Search the material for the word "subtitle" and report each line where it turns up.

--- begin DATA FOR THIS TASK ---

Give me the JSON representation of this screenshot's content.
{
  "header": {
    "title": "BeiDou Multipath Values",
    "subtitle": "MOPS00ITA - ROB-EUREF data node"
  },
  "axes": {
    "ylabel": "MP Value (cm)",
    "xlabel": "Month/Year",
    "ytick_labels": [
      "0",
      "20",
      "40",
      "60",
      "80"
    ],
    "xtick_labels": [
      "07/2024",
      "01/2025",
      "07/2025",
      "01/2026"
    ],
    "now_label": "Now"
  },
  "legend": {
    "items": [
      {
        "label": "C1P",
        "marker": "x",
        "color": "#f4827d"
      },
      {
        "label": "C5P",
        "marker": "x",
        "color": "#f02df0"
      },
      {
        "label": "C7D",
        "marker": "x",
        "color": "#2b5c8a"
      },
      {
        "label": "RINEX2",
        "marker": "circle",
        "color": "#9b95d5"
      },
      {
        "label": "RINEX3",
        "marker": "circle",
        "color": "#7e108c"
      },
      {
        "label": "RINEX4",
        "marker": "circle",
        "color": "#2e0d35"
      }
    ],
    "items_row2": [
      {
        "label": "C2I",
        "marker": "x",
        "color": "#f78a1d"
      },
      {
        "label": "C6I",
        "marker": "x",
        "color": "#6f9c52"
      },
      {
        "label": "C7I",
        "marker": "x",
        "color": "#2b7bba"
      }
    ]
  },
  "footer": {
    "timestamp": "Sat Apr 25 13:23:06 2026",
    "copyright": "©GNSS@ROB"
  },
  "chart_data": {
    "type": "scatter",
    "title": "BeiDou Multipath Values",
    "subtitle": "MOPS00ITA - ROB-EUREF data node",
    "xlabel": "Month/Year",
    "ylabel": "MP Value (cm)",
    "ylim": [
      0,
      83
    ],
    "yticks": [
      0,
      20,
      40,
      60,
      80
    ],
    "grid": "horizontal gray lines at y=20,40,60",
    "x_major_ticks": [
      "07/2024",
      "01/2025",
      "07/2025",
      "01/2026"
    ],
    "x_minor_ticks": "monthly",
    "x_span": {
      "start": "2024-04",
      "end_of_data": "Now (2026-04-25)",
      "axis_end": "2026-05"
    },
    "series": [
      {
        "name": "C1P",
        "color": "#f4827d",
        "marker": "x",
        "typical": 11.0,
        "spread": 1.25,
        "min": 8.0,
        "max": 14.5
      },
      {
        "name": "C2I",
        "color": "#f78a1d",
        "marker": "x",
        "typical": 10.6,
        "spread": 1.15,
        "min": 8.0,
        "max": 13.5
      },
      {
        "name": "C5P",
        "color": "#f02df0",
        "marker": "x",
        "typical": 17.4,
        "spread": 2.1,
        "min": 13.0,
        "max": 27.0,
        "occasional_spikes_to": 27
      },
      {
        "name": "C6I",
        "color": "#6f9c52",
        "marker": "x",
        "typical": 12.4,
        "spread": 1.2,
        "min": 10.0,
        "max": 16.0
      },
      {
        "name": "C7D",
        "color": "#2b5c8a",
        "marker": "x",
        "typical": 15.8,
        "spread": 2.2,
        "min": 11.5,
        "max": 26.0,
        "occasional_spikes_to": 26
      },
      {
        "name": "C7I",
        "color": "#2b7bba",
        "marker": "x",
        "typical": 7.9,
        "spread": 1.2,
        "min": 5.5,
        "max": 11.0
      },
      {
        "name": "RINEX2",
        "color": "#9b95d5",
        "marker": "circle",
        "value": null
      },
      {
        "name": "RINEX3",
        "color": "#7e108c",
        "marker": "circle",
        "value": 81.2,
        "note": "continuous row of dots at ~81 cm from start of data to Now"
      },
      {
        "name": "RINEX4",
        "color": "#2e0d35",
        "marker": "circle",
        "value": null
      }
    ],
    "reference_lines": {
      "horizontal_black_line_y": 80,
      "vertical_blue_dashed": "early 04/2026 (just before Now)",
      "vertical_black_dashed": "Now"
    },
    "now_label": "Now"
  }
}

--- end DATA FOR THIS TASK ---

■ FULL ANSWER ■
    "subtitle": "MOPS00ITA - ROB-EUREF data node"
    "subtitle": "MOPS00ITA - ROB-EUREF data node",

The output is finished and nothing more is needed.